▶ _Recorded data_
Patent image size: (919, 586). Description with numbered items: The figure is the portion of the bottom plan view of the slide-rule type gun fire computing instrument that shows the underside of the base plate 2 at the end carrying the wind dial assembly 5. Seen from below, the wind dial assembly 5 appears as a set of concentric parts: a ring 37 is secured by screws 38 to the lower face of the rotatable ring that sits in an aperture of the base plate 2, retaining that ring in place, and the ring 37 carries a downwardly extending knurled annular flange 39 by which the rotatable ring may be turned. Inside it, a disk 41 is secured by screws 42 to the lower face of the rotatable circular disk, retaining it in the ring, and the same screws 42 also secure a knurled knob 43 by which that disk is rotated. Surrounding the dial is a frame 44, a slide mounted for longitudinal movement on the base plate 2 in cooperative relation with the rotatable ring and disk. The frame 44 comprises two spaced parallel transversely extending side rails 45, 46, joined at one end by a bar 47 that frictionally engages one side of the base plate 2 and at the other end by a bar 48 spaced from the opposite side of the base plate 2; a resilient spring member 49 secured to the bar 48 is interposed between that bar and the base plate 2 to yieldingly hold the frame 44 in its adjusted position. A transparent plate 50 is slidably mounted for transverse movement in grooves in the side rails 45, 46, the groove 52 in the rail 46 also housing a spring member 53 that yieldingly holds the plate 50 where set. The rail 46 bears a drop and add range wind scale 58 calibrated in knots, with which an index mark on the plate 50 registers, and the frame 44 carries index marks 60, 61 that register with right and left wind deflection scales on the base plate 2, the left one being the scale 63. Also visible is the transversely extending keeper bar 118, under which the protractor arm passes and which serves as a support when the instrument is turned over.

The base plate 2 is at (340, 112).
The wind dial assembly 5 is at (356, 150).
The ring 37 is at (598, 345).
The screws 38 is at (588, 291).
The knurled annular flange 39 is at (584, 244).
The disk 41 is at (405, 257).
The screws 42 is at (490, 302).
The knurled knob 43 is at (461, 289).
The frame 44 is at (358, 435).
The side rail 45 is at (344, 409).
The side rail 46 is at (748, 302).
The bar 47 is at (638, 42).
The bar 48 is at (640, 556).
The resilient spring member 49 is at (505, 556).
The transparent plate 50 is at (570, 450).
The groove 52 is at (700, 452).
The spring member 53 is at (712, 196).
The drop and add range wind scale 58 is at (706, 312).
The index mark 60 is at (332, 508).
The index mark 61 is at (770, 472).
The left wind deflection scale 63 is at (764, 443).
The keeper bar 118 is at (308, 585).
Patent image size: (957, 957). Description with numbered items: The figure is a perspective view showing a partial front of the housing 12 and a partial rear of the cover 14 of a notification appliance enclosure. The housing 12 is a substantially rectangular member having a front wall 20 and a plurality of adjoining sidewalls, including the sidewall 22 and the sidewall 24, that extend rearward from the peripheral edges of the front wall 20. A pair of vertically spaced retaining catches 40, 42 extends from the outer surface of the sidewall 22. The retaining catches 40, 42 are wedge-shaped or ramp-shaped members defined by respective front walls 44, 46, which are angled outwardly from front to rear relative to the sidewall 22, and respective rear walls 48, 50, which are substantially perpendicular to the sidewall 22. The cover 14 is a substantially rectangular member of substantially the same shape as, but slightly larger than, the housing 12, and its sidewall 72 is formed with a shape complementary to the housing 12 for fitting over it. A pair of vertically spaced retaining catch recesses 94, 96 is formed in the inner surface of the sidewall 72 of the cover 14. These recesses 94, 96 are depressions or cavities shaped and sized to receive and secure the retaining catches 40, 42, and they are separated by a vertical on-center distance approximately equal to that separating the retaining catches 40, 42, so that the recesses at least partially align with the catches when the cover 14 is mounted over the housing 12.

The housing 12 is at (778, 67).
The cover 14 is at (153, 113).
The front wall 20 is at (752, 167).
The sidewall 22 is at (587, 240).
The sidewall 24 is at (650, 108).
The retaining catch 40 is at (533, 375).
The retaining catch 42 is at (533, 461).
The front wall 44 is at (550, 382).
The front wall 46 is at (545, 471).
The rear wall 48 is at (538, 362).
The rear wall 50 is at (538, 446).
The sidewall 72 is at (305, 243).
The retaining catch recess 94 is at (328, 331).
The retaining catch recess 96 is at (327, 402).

▶ _Task goal_
Retype every line of the data above without changing anything.

▶ _Expected answer_
Patent image size: (919, 586). Description with numbered items: The figure is the portion of the bottom plan view of the slide-rule type gun fire computing instrument that shows the underside of the base plate 2 at the end carrying the wind dial assembly 5. Seen from below, the wind dial assembly 5 appears as a set of concentric parts: a ring 37 is secured by screws 38 to the lower face of the rotatable ring that sits in an aperture of the base plate 2, retaining that ring in place, and the ring 37 carries a downwardly extending knurled annular flange 39 by which the rotatable ring may be turned. Inside it, a disk 41 is secured by screws 42 to the lower face of the rotatable circular disk, retaining it in the ring, and the same screws 42 also secure a knurled knob 43 by which that disk is rotated. Surrounding the dial is a frame 44, a slide mounted for longitudinal movement on the base plate 2 in cooperative relation with the rotatable ring and disk. The frame 44 comprises two spaced parallel transversely extending side rails 45, 46, joined at one end by a bar 47 that frictionally engages one side of the base plate 2 and at the other end by a bar 48 spaced from the opposite side of the base plate 2; a resilient spring member 49 secured to the bar 48 is interposed between that bar and the base plate 2 to yieldingly hold the frame 44 in its adjusted position. A transparent plate 50 is slidably mounted for transverse movement in grooves in the side rails 45, 46, the groove 52 in the rail 46 also housing a spring member 53 that yieldingly holds the plate 50 where set. The rail 46 bears a drop and add range wind scale 58 calibrated in knots, with which an index mark on the plate 50 registers, and the frame 44 carries index marks 60, 61 that register with right and left wind deflection scales on the base plate 2, the left one being the scale 63. Also visible is the transversely extending keeper bar 118, under which the protractor arm passes and which serves as a support when the instrument is turned over.

The base plate 2 is at (340, 112).
The wind dial assembly 5 is at (356, 150).
The ring 37 is at (598, 345).
The screws 38 is at (588, 291).
The knurled annular flange 39 is at (584, 244).
The disk 41 is at (405, 257).
The screws 42 is at (490, 302).
The knurled knob 43 is at (461, 289).
The frame 44 is at (358, 435).
The side rail 45 is at (344, 409).
The side rail 46 is at (748, 302).
The bar 47 is at (638, 42).
The bar 48 is at (640, 556).
The resilient spring member 49 is at (505, 556).
The transparent plate 50 is at (570, 450).
The groove 52 is at (700, 452).
The spring member 53 is at (712, 196).
The drop and add range wind scale 58 is at (706, 312).
The index mark 60 is at (332, 508).
The index mark 61 is at (770, 472).
The left wind deflection scale 63 is at (764, 443).
The keeper bar 118 is at (308, 585).
Patent image size: (957, 957). Description with numbered items: The figure is a perspective view showing a partial front of the housing 12 and a partial rear of the cover 14 of a notification appliance enclosure. The housing 12 is a substantially rectangular member having a front wall 20 and a plurality of adjoining sidewalls, including the sidewall 22 and the sidewall 24, that extend rearward from the peripheral edges of the front wall 20. A pair of vertically spaced retaining catches 40, 42 extends from the outer surface of the sidewall 22. The retaining catches 40, 42 are wedge-shaped or ramp-shaped members defined by respective front walls 44, 46, which are angled outwardly from front to rear relative to the sidewall 22, and respective rear walls 48, 50, which are substantially perpendicular to the sidewall 22. The cover 14 is a substantially rectangular member of substantially the same shape as, but slightly larger than, the housing 12, and its sidewall 72 is formed with a shape complementary to the housing 12 for fitting over it. A pair of vertically spaced retaining catch recesses 94, 96 is formed in the inner surface of the sidewall 72 of the cover 14. These recesses 94, 96 are depressions or cavities shaped and sized to receive and secure the retaining catches 40, 42, and they are separated by a vertical on-center distance approximately equal to that separating the retaining catches 40, 42, so that the recesses at least partially align with the catches when the cover 14 is mounted over the housing 12.

The housing 12 is at (778, 67).
The cover 14 is at (153, 113).
The front wall 20 is at (752, 167).
The sidewall 22 is at (587, 240).
The sidewall 24 is at (650, 108).
The retaining catch 40 is at (533, 375).
The retaining catch 42 is at (533, 461).
The front wall 44 is at (550, 382).
The front wall 46 is at (545, 471).
The rear wall 48 is at (538, 362).
The rear wall 50 is at (538, 446).
The sidewall 72 is at (305, 243).
The retaining catch recess 94 is at (328, 331).
The retaining catch recess 96 is at (327, 402).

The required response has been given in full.